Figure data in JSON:
◆ ◆ ◆

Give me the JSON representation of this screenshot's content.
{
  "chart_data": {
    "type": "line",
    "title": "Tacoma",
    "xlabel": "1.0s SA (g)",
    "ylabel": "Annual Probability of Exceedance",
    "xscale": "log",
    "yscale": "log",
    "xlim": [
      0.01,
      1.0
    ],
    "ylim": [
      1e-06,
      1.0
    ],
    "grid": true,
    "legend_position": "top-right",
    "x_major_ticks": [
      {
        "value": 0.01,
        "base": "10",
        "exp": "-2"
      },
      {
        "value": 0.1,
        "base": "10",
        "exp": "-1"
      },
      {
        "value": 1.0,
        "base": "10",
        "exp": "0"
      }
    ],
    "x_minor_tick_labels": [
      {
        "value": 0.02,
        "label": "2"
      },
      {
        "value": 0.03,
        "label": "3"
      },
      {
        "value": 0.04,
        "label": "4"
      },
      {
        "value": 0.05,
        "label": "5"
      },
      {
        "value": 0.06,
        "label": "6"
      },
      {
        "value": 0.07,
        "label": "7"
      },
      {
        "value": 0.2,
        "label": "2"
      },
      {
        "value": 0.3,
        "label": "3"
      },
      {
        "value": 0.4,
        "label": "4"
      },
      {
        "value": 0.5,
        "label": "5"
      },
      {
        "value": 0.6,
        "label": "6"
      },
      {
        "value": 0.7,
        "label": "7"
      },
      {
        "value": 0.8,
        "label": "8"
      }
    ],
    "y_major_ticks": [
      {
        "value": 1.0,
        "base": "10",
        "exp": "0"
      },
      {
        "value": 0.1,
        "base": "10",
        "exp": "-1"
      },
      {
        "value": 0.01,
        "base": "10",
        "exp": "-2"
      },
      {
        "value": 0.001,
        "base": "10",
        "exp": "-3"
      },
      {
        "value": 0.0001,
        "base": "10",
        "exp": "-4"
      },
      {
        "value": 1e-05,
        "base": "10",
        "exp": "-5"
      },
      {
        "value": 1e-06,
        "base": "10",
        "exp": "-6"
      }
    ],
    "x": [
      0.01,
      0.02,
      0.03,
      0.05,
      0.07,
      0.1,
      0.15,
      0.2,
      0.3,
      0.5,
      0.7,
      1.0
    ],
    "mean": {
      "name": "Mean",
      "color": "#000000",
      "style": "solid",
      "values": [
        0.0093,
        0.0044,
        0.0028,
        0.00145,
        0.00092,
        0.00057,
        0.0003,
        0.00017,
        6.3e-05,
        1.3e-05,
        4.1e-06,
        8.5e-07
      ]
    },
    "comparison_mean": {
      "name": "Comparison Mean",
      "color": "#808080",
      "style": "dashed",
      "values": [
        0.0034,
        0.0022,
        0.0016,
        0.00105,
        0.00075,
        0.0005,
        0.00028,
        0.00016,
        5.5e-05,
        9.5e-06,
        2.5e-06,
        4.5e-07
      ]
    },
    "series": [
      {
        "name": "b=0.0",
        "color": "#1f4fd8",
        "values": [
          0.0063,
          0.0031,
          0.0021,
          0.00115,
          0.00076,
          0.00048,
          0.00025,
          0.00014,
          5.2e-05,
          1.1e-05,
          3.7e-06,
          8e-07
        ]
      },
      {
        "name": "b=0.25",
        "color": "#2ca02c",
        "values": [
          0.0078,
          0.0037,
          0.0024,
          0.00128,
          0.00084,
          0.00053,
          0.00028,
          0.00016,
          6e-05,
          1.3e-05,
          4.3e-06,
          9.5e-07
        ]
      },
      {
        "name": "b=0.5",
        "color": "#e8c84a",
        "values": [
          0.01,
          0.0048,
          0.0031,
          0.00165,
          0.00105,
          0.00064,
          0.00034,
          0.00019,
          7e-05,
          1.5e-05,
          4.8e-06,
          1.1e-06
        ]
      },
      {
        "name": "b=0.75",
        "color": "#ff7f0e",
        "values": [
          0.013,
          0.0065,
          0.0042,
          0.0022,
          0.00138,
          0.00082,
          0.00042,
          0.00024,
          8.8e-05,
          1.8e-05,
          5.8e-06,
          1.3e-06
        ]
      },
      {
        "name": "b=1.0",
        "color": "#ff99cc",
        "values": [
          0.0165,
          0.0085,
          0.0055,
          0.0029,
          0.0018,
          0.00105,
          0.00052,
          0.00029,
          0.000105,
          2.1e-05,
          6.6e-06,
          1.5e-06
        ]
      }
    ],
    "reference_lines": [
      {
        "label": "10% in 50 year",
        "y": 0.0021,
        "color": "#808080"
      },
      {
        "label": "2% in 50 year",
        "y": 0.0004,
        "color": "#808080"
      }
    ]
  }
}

◆ ◆ ◆

_Aim:_ Each line above is to be repeated exactly.

_Output of the exercise:_
Give me the JSON representation of this screenshot's content.
{
  "chart_data": {
    "type": "line",
    "title": "Tacoma",
    "xlabel": "1.0s SA (g)",
    "ylabel": "Annual Probability of Exceedance",
    "xscale": "log",
    "yscale": "log",
    "xlim": [
      0.01,
      1.0
    ],
    "ylim": [
      1e-06,
      1.0
    ],
    "grid": true,
    "legend_position": "top-right",
    "x_major_ticks": [
      {
        "value": 0.01,
        "base": "10",
        "exp": "-2"
      },
      {
        "value": 0.1,
        "base": "10",
        "exp": "-1"
      },
      {
        "value": 1.0,
        "base": "10",
        "exp": "0"
      }
    ],
    "x_minor_tick_labels": [
      {
        "value": 0.02,
        "label": "2"
      },
      {
        "value": 0.03,
        "label": "3"
      },
      {
        "value": 0.04,
        "label": "4"
      },
      {
        "value": 0.05,
        "label": "5"
      },
      {
        "value": 0.06,
        "label": "6"
      },
      {
        "value": 0.07,
        "label": "7"
      },
      {
        "value": 0.2,
        "label": "2"
      },
      {
        "value": 0.3,
        "label": "3"
      },
      {
        "value": 0.4,
        "label": "4"
      },
      {
        "value": 0.5,
        "label": "5"
      },
      {
        "value": 0.6,
        "label": "6"
      },
      {
        "value": 0.7,
        "label": "7"
      },
      {
        "value": 0.8,
        "label": "8"
      }
    ],
    "y_major_ticks": [
      {
        "value": 1.0,
        "base": "10",
        "exp": "0"
      },
      {
        "value": 0.1,
        "base": "10",
        "exp": "-1"
      },
      {
        "value": 0.01,
        "base": "10",
        "exp": "-2"
      },
      {
        "value": 0.001,
        "base": "10",
        "exp": "-3"
      },
      {
        "value": 0.0001,
        "base": "10",
        "exp": "-4"
      },
      {
        "value": 1e-05,
        "base": "10",
        "exp": "-5"
      },
      {
        "value": 1e-06,
        "base": "10",
        "exp": "-6"
      }
    ],
    "x": [
      0.01,
      0.02,
      0.03,
      0.05,
      0.07,
      0.1,
      0.15,
      0.2,
      0.3,
      0.5,
      0.7,
      1.0
    ],
    "mean": {
      "name": "Mean",
      "color": "#000000",
      "style": "solid",
      "values": [
        0.0093,
        0.0044,
        0.0028,
        0.00145,
        0.00092,
        0.00057,
        0.0003,
        0.00017,
        6.3e-05,
        1.3e-05,
        4.1e-06,
        8.5e-07
      ]
    },
    "comparison_mean": {
      "name": "Comparison Mean",
      "color": "#808080",
      "style": "dashed",
      "values": [
        0.0034,
        0.0022,
        0.0016,
        0.00105,
        0.00075,
        0.0005,
        0.00028,
        0.00016,
        5.5e-05,
        9.5e-06,
        2.5e-06,
        4.5e-07
      ]
    },
    "series": [
      {
        "name": "b=0.0",
        "color": "#1f4fd8",
        "values": [
          0.0063,
          0.0031,
          0.0021,
          0.00115,
          0.00076,
          0.00048,
          0.00025,
          0.00014,
          5.2e-05,
          1.1e-05,
          3.7e-06,
          8e-07
        ]
      },
      {
        "name": "b=0.25",
        "color": "#2ca02c",
        "values": [
          0.0078,
          0.0037,
          0.0024,
          0.00128,
          0.00084,
          0.00053,
          0.00028,
          0.00016,
          6e-05,
          1.3e-05,
          4.3e-06,
          9.5e-07
        ]
      },
      {
        "name": "b=0.5",
        "color": "#e8c84a",
        "values": [
          0.01,
          0.0048,
          0.0031,
          0.00165,
          0.00105,
          0.00064,
          0.00034,
          0.00019,
          7e-05,
          1.5e-05,
          4.8e-06,
          1.1e-06
        ]
      },
      {
        "name": "b=0.75",
        "color": "#ff7f0e",
        "values": [
          0.013,
          0.0065,
          0.0042,
          0.0022,
          0.00138,
          0.00082,
          0.00042,
          0.00024,
          8.8e-05,
          1.8e-05,
          5.8e-06,
          1.3e-06
        ]
      },
      {
        "name": "b=1.0",
        "color": "#ff99cc",
        "values": [
          0.0165,
          0.0085,
          0.0055,
          0.0029,
          0.0018,
          0.00105,
          0.00052,
          0.00029,
          0.000105,
          2.1e-05,
          6.6e-06,
          1.5e-06
        ]
      }
    ],
    "reference_lines": [
      {
        "label": "10% in 50 year",
        "y": 0.0021,
        "color": "#808080"
      },
      {
        "label": "2% in 50 year",
        "y": 0.0004,
        "color": "#808080"
      }
    ]
  }
}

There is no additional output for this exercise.